Part of a data file
———

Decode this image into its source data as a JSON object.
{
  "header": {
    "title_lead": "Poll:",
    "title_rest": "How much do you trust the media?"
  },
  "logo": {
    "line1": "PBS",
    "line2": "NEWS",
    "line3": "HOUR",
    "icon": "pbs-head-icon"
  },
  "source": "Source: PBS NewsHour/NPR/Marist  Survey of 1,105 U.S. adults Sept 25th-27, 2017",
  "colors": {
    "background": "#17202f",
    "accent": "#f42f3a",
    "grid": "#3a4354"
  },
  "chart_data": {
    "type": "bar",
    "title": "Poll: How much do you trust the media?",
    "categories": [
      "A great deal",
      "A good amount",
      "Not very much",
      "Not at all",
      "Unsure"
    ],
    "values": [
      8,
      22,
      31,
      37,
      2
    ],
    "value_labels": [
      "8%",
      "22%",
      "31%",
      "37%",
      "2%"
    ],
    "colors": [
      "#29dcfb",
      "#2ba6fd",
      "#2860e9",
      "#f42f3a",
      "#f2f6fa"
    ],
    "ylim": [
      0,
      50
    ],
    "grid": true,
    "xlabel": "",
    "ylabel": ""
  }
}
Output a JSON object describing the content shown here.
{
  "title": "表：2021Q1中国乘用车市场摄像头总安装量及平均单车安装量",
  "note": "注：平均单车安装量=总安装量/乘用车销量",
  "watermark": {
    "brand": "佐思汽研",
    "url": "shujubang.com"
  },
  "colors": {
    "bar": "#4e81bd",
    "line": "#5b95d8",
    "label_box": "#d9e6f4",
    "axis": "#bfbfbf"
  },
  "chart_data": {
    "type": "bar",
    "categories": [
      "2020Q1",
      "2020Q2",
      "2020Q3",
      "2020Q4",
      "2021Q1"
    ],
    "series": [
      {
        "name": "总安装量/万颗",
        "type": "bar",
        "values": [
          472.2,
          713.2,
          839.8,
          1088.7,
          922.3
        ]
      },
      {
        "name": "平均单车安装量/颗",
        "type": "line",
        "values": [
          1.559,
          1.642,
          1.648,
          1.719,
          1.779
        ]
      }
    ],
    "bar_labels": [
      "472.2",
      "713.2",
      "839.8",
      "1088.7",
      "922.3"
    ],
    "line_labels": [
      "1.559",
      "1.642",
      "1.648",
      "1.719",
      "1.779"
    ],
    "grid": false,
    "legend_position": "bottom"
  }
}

———

Starting from the line containing "Output a JSON", repeat each line through the end of the entries, exactly.

▶ _EXERCISE SOLUTION_
Output a JSON object describing the content shown here.
{
  "title": "表：2021Q1中国乘用车市场摄像头总安装量及平均单车安装量",
  "note": "注：平均单车安装量=总安装量/乘用车销量",
  "watermark": {
    "brand": "佐思汽研",
    "url": "shujubang.com"
  },
  "colors": {
    "bar": "#4e81bd",
    "line": "#5b95d8",
    "label_box": "#d9e6f4",
    "axis": "#bfbfbf"
  },
  "chart_data": {
    "type": "bar",
    "categories": [
      "2020Q1",
      "2020Q2",
      "2020Q3",
      "2020Q4",
      "2021Q1"
    ],
    "series": [
      {
        "name": "总安装量/万颗",
        "type": "bar",
        "values": [
          472.2,
          713.2,
          839.8,
          1088.7,
          922.3
        ]
      },
      {
        "name": "平均单车安装量/颗",
        "type": "line",
        "values": [
          1.559,
          1.642,
          1.648,
          1.719,
          1.779
        ]
      }
    ],
    "bar_labels": [
      "472.2",
      "713.2",
      "839.8",
      "1088.7",
      "922.3"
    ],
    "line_labels": [
      "1.559",
      "1.642",
      "1.648",
      "1.719",
      "1.779"
    ],
    "grid": false,
    "legend_position": "bottom"
  }
}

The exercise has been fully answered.